Only the pictures are to be left out; set down the rest of the records exactly.

Data items
- - - - - - -

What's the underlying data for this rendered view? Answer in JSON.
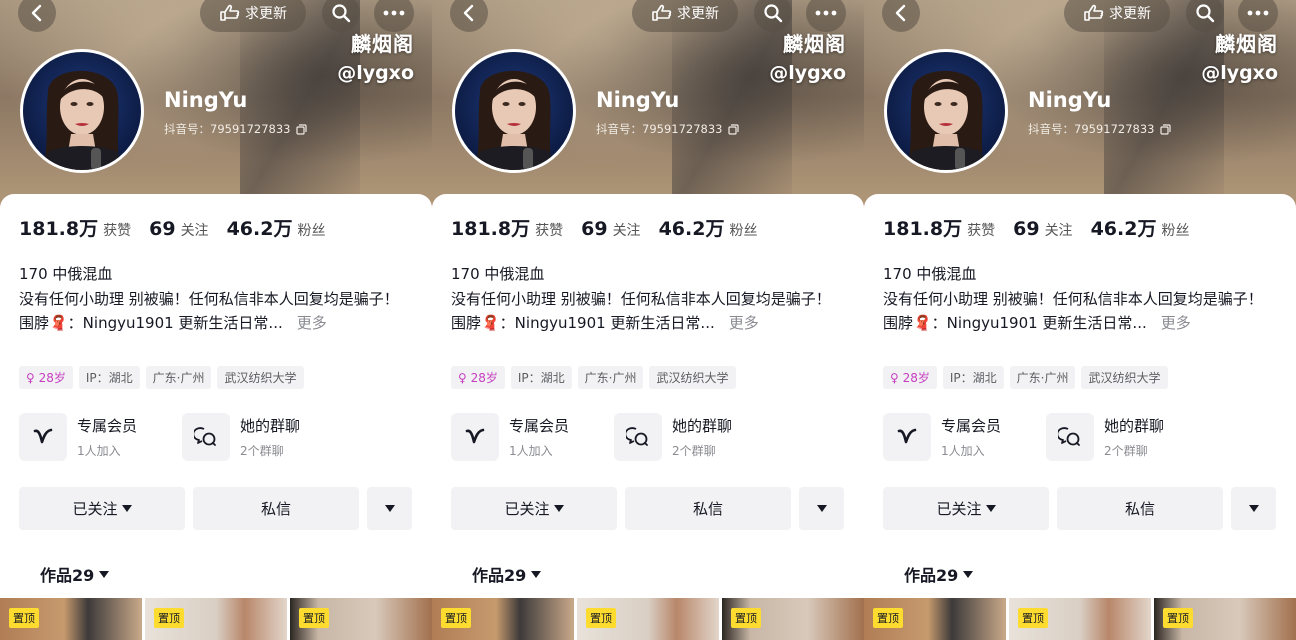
{
  "panels": [
    {
      "nav": {
        "updates_label": "求更新"
      },
      "watermark": {
        "line1": "麟烟阁",
        "line2": "@lygxo"
      },
      "profile": {
        "nickname": "NingYu",
        "douyin_id": "抖音号：79591727833"
      },
      "stats": [
        {
          "value": "181.8万",
          "label": "获赞"
        },
        {
          "value": "69",
          "label": "关注"
        },
        {
          "value": "46.2万",
          "label": "粉丝"
        }
      ],
      "bio": {
        "line1": "170 中俄混血",
        "line2": "没有任何小助理 别被骗！任何私信非本人回复均是骗子！",
        "line3": "围脖🧣：Ningyu1901   更新生活日常...",
        "more": "更多"
      },
      "tags": [
        "♀ 28岁",
        "IP：湖北",
        "广东·广州",
        "武汉纺织大学"
      ],
      "features": [
        {
          "title": "专属会员",
          "subtitle": "1人加入",
          "icon": "vip-v-icon"
        },
        {
          "title": "她的群聊",
          "subtitle": "2个群聊",
          "icon": "group-chat-icon"
        }
      ],
      "actions": {
        "follow_label": "已关注",
        "dm_label": "私信"
      },
      "works_tab": {
        "label": "作品29"
      },
      "grid": [
        {
          "badge": "置顶"
        },
        {
          "badge": "置顶"
        },
        {
          "badge": "置顶"
        }
      ]
    },
    {
      "nav": {
        "updates_label": "求更新"
      },
      "watermark": {
        "line1": "麟烟阁",
        "line2": "@lygxo"
      },
      "profile": {
        "nickname": "NingYu",
        "douyin_id": "抖音号：79591727833"
      },
      "stats": [
        {
          "value": "181.8万",
          "label": "获赞"
        },
        {
          "value": "69",
          "label": "关注"
        },
        {
          "value": "46.2万",
          "label": "粉丝"
        }
      ],
      "bio": {
        "line1": "170 中俄混血",
        "line2": "没有任何小助理 别被骗！任何私信非本人回复均是骗子！",
        "line3": "围脖🧣：Ningyu1901   更新生活日常...",
        "more": "更多"
      },
      "tags": [
        "♀ 28岁",
        "IP：湖北",
        "广东·广州",
        "武汉纺织大学"
      ],
      "features": [
        {
          "title": "专属会员",
          "subtitle": "1人加入",
          "icon": "vip-v-icon"
        },
        {
          "title": "她的群聊",
          "subtitle": "2个群聊",
          "icon": "group-chat-icon"
        }
      ],
      "actions": {
        "follow_label": "已关注",
        "dm_label": "私信"
      },
      "works_tab": {
        "label": "作品29"
      },
      "grid": [
        {
          "badge": "置顶"
        },
        {
          "badge": "置顶"
        },
        {
          "badge": "置顶"
        }
      ]
    },
    {
      "nav": {
        "updates_label": "求更新"
      },
      "watermark": {
        "line1": "麟烟阁",
        "line2": "@lygxo"
      },
      "profile": {
        "nickname": "NingYu",
        "douyin_id": "抖音号：79591727833"
      },
      "stats": [
        {
          "value": "181.8万",
          "label": "获赞"
        },
        {
          "value": "69",
          "label": "关注"
        },
        {
          "value": "46.2万",
          "label": "粉丝"
        }
      ],
      "bio": {
        "line1": "170 中俄混血",
        "line2": "没有任何小助理 别被骗！任何私信非本人回复均是骗子！",
        "line3": "围脖🧣：Ningyu1901   更新生活日常...",
        "more": "更多"
      },
      "tags": [
        "♀ 28岁",
        "IP：湖北",
        "广东·广州",
        "武汉纺织大学"
      ],
      "features": [
        {
          "title": "专属会员",
          "subtitle": "1人加入",
          "icon": "vip-v-icon"
        },
        {
          "title": "她的群聊",
          "subtitle": "2个群聊",
          "icon": "group-chat-icon"
        }
      ],
      "actions": {
        "follow_label": "已关注",
        "dm_label": "私信"
      },
      "works_tab": {
        "label": "作品29"
      },
      "grid": [
        {
          "badge": "置顶"
        },
        {
          "badge": "置顶"
        },
        {
          "badge": "置顶"
        }
      ]
    }
  ]
}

- - - - - - -

**Exercise answer**
What's the underlying data for this rendered view? Answer in JSON.
{
  "panels": [
    {
      "nav": {
        "updates_label": "求更新"
      },
      "watermark": {
        "line1": "麟烟阁",
        "line2": "@lygxo"
      },
      "profile": {
        "nickname": "NingYu",
        "douyin_id": "抖音号：79591727833"
      },
      "stats": [
        {
          "value": "181.8万",
          "label": "获赞"
        },
        {
          "value": "69",
          "label": "关注"
        },
        {
          "value": "46.2万",
          "label": "粉丝"
        }
      ],
      "bio": {
        "line1": "170 中俄混血",
        "line2": "没有任何小助理 别被骗！任何私信非本人回复均是骗子！",
        "line3": "围脖🧣：Ningyu1901   更新生活日常...",
        "more": "更多"
      },
      "tags": [
        "♀ 28岁",
        "IP：湖北",
        "广东·广州",
        "武汉纺织大学"
      ],
      "features": [
        {
          "title": "专属会员",
          "subtitle": "1人加入",
          "icon": "vip-v-icon"
        },
        {
          "title": "她的群聊",
          "subtitle": "2个群聊",
          "icon": "group-chat-icon"
        }
      ],
      "actions": {
        "follow_label": "已关注",
        "dm_label": "私信"
      },
      "works_tab": {
        "label": "作品29"
      },
      "grid": [
        {
          "badge": "置顶"
        },
        {
          "badge": "置顶"
        },
        {
          "badge": "置顶"
        }
      ]
    },
    {
      "nav": {
        "updates_label": "求更新"
      },
      "watermark": {
        "line1": "麟烟阁",
        "line2": "@lygxo"
      },
      "profile": {
        "nickname": "NingYu",
        "douyin_id": "抖音号：79591727833"
      },
      "stats": [
        {
          "value": "181.8万",
          "label": "获赞"
        },
        {
          "value": "69",
          "label": "关注"
        },
        {
          "value": "46.2万",
          "label": "粉丝"
        }
      ],
      "bio": {
        "line1": "170 中俄混血",
        "line2": "没有任何小助理 别被骗！任何私信非本人回复均是骗子！",
        "line3": "围脖🧣：Ningyu1901   更新生活日常...",
        "more": "更多"
      },
      "tags": [
        "♀ 28岁",
        "IP：湖北",
        "广东·广州",
        "武汉纺织大学"
      ],
      "features": [
        {
          "title": "专属会员",
          "subtitle": "1人加入",
          "icon": "vip-v-icon"
        },
        {
          "title": "她的群聊",
          "subtitle": "2个群聊",
          "icon": "group-chat-icon"
        }
      ],
      "actions": {
        "follow_label": "已关注",
        "dm_label": "私信"
      },
      "works_tab": {
        "label": "作品29"
      },
      "grid": [
        {
          "badge": "置顶"
        },
        {
          "badge": "置顶"
        },
        {
          "badge": "置顶"
        }
      ]
    },
    {
      "nav": {
        "updates_label": "求更新"
      },
      "watermark": {
        "line1": "麟烟阁",
        "line2": "@lygxo"
      },
      "profile": {
        "nickname": "NingYu",
        "douyin_id": "抖音号：79591727833"
      },
      "stats": [
        {
          "value": "181.8万",
          "label": "获赞"
        },
        {
          "value": "69",
          "label": "关注"
        },
        {
          "value": "46.2万",
          "label": "粉丝"
        }
      ],
      "bio": {
        "line1": "170 中俄混血",
        "line2": "没有任何小助理 别被骗！任何私信非本人回复均是骗子！",
        "line3": "围脖🧣：Ningyu1901   更新生活日常...",
        "more": "更多"
      },
      "tags": [
        "♀ 28岁",
        "IP：湖北",
        "广东·广州",
        "武汉纺织大学"
      ],
      "features": [
        {
          "title": "专属会员",
          "subtitle": "1人加入",
          "icon": "vip-v-icon"
        },
        {
          "title": "她的群聊",
          "subtitle": "2个群聊",
          "icon": "group-chat-icon"
        }
      ],
      "actions": {
        "follow_label": "已关注",
        "dm_label": "私信"
      },
      "works_tab": {
        "label": "作品29"
      },
      "grid": [
        {
          "badge": "置顶"
        },
        {
          "badge": "置顶"
        },
        {
          "badge": "置顶"
        }
      ]
    }
  ]
}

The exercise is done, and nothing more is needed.